Given problem ▸ Pick up the Praxis program post-mortem below right after its last sentence and continue the text.

Selection ▸
▼

Now that I’m at the end of the Praxis program, here’s my post-mortem – where I failed, where I succeeded, and where I surpassed or surprised my own expectations in the past year.
1) Write at least fifty blog posts or articles
I’ve always been told that I had some skills in writing, but I continually put off creating something for myself. After all, I was too busy writing those atrocious five-paragraph essays for high-school English and history classes. I had a knack for producing them, but I was pretty terrible at writing language that would connect with non-academics.
While I didn’t quite reach the fifty-post mark, I’ve been able to write several articles and seventeen blog posts (not to mention pieces written for my work) of which I’m very proud. The opportunity to write here at the Praxis blog has allowed me to develop a habit or regular and (usually) on-time writing about the ideas and people I care about.
Most importantly, this has given me the opportunity to actually write pieces that connect with readers. That’s worth so much more than the highest marks on an academic paper.
2) Speak in public at least five times or create fifteen public videos.
I did not become a Cicero over the course of my time in the program, but I ended up accomplishing the latter half of my goal. Since joining the podcast DECENTRALIZE as a co-host, I’ve produced live video broadcasts on some of my team’s favorite decentralized and open source technology projects just about every week since the beginning of February.
There’s probably no better way to shake the fear of public speaking than to commit to a regular program like this. Afraid you’ll flub a line? Too bad. It’s recorded forever.
I’ve built a pretty thick skin to mistakes and a fair amount of skill in speaking with this podcast. I definitely have to credit Praxis for this one. My business partner BitPay put me in the perfect environment to join this podcasting team and to gain the knowledge that has allowed me to create interesting content to begin with.

▲

Source excerpt ▸

▼

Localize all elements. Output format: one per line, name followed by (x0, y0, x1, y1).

▲

Answer to this problem ▸
3) Learn how to code and build a basic computer program.
I began this program as a distinctly non-technical person. I was fascinated by technology, true, but I was still intimidated even by practical software tools used in everyday business. And I was about to start working for a tech startup.
After ten months, I’m fairly comfortable in a command line terminal. I use git to collaborate on projects, sign and encrypt my emails with PGP, beta-test open source software, and (vaguely) follow my developer friends when they’re talking about what they’re building.
4) Become fluent in basic web markup and development languages.
The Praxis digital skills curriculum challenged me to create a demo of a personal WordPress website. Because I’m picky, I ended up tinkering with HTML to get the right appearance. It was a small thing, but it demystified what actually goes into making text appear the way it does on a webpage.
Though I haven’t dabbled in CSS yet, I have gone on from this humble beginning to create an actual personal site, contribute to the website for my podcast, and sling code (with a good deal of help and guidance from coworkers) for two of my company’s main websites.
5) Become more effective as a writer and speaker.
I will leave this one to your judgment, dear reader, if I have not already lost you.
Since beginning my work with my business partner, I’ve begun writing for customers instead of teachers. As a result, I’ve not only gained more creative freedom than I felt in school but also more creative efficacy. I’m far more mindful of my words and of my readers.
Recording a podcast every week has forced me to speak more clearly and more effectively. When you have a well-known developer, entrepreneur or pro-wrestler (long story on that one) in the interview chair, you learn to ask great questions. When the camera is on you, you learn to say things that actually mean something in a way that actually engages people. I’m still working on this skill, but the process has been a powerful accelerator for that learning.
6) Read the great works.
It’s very easy to get lost in the weeds of secondhand, derivative works which draw upon and add to (but which rarely equal) the “primary sources” of fields like economics and philosophy. One of my early goals was to tackle some of these more imposing works.
In the past ten months, I’ve taken on books like the Meditations of Marcus Aurelius and Human Action by Ludwig von Mises as well as essays like Bastiat’s “What Is Seen and What Is Not Seen” and Friedrich Hayek’s “The Use of Knowledge In Society.” I must admit that I have not finished all of these (Human Action is a forbidding work, indeed), but I’ve gained the ability and the discipline to study them thoroughly and make useful connections to other works in my wheelhouse.
7) Develop a business plan.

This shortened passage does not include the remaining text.